╭─ PROVIDED DATA
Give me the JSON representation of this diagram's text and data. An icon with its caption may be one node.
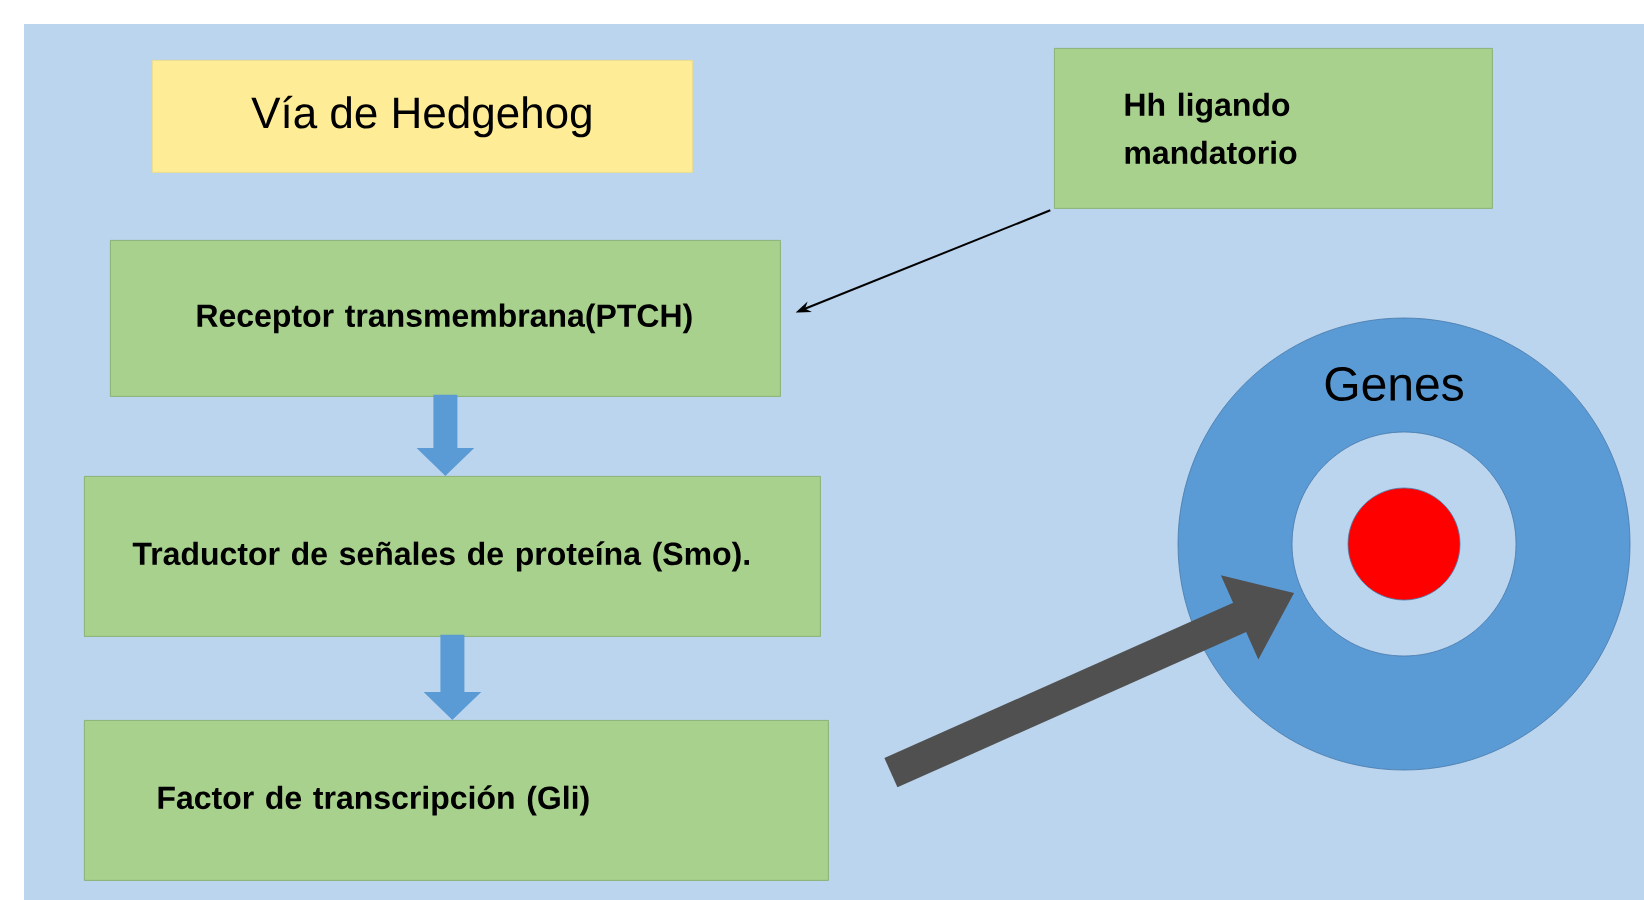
{
  "diagram": {
    "title": "Vía de Hedgehog",
    "nodes": [
      {
        "text": [
          "Hh ligando mandatorio"
        ]
      },
      {
        "text": [
          "Receptor transmembrana(PTCH)"
        ]
      },
      {
        "text": [
          "Traductor de señales de proteína (Smo)."
        ]
      },
      {
        "text": [
          "Factor de transcripción (Gli)"
        ]
      },
      {
        "text": [
          "Genes"
        ]
      }
    ],
    "edges": [
      {
        "from": 0,
        "to": 1,
        "arrow": "to",
        "color": "#000000"
      },
      {
        "from": 1,
        "to": 2,
        "arrow": "to",
        "color": "#5b9bd5"
      },
      {
        "from": 2,
        "to": 3,
        "arrow": "to",
        "color": "#5b9bd5"
      },
      {
        "from": 3,
        "to": 4,
        "arrow": "to",
        "color": "#505050"
      }
    ]
  }
}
╰─
● **REQUIREMENT**
Output nothing except an exact copy of the records above, with the images left out.

● **WRITTEN RESPONSE**
Give me the JSON representation of this diagram's text and data. An icon with its caption may be one node.
{
  "diagram": {
    "title": "Vía de Hedgehog",
    "nodes": [
      {
        "text": [
          "Hh ligando mandatorio"
        ]
      },
      {
        "text": [
          "Receptor transmembrana(PTCH)"
        ]
      },
      {
        "text": [
          "Traductor de señales de proteína (Smo)."
        ]
      },
      {
        "text": [
          "Factor de transcripción (Gli)"
        ]
      },
      {
        "text": [
          "Genes"
        ]
      }
    ],
    "edges": [
      {
        "from": 0,
        "to": 1,
        "arrow": "to",
        "color": "#000000"
      },
      {
        "from": 1,
        "to": 2,
        "arrow": "to",
        "color": "#5b9bd5"
      },
      {
        "from": 2,
        "to": 3,
        "arrow": "to",
        "color": "#5b9bd5"
      },
      {
        "from": 3,
        "to": 4,
        "arrow": "to",
        "color": "#505050"
      }
    ]
  }
}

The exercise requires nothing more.